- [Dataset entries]
►

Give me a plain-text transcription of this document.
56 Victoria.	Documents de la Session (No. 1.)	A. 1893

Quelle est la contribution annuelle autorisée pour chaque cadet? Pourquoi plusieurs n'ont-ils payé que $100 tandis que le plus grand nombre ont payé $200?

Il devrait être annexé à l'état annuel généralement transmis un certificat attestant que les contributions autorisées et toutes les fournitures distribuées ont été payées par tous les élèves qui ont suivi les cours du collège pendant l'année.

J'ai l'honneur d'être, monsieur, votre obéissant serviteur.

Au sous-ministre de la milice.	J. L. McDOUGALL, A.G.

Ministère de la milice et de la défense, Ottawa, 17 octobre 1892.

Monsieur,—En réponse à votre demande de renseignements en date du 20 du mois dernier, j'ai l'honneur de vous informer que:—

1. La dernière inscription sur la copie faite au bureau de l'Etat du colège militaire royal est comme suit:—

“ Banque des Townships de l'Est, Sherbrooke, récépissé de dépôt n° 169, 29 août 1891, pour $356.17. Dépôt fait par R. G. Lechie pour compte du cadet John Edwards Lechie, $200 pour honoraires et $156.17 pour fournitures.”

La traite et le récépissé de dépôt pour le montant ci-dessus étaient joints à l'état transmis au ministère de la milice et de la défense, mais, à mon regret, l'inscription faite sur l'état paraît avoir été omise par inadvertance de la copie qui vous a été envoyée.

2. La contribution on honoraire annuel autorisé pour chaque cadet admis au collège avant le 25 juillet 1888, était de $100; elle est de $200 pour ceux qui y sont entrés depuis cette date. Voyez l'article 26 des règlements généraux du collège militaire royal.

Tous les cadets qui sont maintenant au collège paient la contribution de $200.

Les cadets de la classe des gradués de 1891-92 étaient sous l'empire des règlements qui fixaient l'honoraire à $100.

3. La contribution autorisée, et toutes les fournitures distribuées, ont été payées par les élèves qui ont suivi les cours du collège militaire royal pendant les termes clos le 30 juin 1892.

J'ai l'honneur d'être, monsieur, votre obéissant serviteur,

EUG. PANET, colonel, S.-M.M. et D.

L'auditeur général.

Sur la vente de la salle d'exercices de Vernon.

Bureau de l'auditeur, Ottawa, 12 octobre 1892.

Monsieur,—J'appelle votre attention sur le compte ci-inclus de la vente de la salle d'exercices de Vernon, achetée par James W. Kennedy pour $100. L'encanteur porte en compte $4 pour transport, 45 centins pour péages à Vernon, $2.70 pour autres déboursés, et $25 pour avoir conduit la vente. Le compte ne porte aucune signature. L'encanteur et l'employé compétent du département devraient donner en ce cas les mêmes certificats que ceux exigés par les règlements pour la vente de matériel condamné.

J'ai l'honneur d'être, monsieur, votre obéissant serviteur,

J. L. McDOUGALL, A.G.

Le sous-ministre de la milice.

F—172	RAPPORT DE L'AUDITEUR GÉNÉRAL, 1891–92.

◄

- [EXERCISE DIRECTIONS] Track down every line holding the string "étaient" and copy it.

- [TASK OUTPUT]
La traite et le récépissé de dépôt pour le montant ci-dessus étaient joints à l'état transmis au ministère de la milice et de la défense, mais, à mon regret, l'inscription faite sur l'état paraît avoir été omise par inadvertance de la copie qui vous a été envoyée.
Les cadets de la classe des gradués de 1891-92 étaient sous l'empire des règlements qui fixaient l'honoraire à $100.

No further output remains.